● **Given task**
From the listing below, copy every line with the word "clients".

● **Excerpted data**
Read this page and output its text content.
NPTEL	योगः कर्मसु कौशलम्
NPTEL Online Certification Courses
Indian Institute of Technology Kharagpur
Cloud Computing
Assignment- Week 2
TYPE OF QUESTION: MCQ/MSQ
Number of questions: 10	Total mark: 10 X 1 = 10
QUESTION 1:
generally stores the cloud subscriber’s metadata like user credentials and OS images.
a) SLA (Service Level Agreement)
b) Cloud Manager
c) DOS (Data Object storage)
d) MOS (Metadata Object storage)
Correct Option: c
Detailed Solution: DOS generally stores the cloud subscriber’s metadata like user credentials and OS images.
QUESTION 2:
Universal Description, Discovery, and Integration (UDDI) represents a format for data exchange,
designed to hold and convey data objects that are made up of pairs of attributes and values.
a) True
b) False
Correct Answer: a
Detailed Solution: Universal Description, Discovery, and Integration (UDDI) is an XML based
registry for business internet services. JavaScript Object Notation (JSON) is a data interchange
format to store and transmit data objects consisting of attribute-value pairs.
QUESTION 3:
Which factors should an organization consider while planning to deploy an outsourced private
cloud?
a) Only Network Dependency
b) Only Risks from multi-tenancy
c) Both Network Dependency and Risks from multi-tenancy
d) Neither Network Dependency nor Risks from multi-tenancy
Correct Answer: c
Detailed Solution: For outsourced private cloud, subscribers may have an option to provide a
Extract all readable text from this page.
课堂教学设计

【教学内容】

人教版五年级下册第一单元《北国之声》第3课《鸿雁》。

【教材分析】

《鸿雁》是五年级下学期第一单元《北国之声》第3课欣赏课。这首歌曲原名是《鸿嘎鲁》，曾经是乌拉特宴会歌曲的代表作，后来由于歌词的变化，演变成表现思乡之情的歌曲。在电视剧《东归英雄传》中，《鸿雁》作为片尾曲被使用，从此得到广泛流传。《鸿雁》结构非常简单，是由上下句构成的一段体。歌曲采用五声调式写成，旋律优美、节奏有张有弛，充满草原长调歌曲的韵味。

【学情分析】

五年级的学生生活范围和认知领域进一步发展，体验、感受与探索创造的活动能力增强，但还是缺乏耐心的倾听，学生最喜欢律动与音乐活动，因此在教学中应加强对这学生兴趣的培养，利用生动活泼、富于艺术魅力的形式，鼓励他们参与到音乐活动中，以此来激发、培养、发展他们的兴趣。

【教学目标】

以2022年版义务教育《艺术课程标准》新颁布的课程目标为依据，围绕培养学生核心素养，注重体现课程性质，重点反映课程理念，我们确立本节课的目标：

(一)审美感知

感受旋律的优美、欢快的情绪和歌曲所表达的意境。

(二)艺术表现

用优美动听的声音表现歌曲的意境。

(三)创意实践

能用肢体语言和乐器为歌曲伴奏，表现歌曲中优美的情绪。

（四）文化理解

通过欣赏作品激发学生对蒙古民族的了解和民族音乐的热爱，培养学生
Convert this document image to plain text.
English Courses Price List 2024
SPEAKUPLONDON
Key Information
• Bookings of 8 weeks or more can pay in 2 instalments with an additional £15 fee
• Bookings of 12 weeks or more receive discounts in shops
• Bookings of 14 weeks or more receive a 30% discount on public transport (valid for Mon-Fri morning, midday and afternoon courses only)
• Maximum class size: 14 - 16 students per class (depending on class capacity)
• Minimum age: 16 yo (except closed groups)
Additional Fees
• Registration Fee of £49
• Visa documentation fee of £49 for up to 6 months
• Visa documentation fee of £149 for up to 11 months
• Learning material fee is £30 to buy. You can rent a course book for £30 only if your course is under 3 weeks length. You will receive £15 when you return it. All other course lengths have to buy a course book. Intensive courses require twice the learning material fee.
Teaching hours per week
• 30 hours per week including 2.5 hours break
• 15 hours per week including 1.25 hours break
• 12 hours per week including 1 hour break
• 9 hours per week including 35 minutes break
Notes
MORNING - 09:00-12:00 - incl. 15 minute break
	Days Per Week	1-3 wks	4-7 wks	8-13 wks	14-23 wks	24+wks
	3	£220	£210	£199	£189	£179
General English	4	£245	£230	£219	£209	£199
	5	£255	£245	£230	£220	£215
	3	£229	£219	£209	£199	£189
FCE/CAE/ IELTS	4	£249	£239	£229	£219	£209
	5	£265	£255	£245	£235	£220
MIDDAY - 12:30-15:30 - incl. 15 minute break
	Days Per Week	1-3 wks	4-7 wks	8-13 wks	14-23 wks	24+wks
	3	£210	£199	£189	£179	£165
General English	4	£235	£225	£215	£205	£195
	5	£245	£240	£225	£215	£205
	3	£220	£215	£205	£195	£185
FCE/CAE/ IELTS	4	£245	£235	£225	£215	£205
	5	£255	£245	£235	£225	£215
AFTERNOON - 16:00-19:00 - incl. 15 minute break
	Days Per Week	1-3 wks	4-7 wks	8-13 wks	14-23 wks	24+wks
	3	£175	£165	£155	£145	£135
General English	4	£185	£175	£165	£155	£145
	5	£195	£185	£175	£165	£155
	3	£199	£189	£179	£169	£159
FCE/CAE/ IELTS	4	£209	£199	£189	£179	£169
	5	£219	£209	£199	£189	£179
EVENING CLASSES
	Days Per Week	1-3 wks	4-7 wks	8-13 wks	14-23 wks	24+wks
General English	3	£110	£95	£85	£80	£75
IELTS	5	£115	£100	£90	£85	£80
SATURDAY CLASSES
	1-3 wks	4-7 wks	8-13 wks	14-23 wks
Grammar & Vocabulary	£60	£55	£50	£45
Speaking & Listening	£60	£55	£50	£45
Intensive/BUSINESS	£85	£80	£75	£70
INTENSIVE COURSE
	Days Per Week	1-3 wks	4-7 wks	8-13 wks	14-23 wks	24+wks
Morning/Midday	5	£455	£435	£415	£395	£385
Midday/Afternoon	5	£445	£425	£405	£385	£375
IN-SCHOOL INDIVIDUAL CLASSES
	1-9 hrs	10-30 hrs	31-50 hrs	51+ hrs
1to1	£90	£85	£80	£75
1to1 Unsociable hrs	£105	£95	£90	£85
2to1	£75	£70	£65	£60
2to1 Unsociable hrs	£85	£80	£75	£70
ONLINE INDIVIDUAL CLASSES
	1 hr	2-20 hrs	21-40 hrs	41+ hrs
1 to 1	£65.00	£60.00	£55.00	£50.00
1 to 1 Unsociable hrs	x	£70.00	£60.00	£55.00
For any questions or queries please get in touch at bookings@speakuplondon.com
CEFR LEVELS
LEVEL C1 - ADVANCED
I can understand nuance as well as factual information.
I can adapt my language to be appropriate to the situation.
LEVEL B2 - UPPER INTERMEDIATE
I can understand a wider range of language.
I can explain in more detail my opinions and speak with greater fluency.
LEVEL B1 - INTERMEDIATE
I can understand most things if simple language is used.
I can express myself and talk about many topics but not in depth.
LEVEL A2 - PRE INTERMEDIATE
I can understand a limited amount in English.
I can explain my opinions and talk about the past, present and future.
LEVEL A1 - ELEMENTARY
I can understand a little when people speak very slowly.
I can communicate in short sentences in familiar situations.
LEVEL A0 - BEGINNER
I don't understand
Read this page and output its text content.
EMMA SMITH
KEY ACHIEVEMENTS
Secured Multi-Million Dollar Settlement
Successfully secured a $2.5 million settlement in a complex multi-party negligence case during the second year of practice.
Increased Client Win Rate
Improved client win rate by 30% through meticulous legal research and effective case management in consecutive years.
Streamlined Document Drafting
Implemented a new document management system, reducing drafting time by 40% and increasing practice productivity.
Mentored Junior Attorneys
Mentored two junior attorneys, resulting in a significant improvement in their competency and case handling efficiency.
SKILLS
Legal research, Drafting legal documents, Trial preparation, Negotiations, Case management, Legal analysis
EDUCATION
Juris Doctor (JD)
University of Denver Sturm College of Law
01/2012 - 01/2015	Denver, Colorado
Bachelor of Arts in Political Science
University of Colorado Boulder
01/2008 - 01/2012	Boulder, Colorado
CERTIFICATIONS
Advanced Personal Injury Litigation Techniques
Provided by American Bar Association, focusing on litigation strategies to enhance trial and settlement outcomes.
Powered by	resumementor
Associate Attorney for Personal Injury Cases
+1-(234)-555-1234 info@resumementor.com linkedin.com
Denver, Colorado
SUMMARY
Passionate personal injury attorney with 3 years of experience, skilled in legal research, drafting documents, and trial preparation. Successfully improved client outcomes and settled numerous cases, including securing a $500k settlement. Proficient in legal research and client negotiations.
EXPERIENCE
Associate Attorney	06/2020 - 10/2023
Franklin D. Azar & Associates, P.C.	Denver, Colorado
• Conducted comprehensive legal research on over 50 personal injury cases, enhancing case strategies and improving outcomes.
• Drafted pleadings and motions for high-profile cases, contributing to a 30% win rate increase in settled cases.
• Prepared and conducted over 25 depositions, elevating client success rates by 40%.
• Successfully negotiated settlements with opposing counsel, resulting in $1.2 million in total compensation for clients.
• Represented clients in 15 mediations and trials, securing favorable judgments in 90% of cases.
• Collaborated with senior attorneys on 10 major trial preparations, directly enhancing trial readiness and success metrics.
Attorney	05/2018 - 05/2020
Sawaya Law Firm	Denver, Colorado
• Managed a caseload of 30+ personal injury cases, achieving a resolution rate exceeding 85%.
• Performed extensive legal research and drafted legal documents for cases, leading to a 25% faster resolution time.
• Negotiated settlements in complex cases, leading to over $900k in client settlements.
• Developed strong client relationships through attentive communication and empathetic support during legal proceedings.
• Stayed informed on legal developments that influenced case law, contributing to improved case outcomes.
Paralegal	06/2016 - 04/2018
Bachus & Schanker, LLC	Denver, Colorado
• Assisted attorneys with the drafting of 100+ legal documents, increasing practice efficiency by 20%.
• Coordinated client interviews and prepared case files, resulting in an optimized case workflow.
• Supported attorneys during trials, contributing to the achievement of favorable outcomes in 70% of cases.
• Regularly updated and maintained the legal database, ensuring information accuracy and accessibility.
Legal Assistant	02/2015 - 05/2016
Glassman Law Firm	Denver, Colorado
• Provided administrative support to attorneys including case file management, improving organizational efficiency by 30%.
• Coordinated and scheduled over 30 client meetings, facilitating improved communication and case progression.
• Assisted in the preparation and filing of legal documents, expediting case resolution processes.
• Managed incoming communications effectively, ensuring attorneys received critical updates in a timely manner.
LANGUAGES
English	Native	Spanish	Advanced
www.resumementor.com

● **Solution below**
• Successfully negotiated settlements with opposing counsel, resulting in $1.2 million in total compensation for clients.
• Represented clients in 15 mediations and trials, securing favorable judgments in 90% of cases.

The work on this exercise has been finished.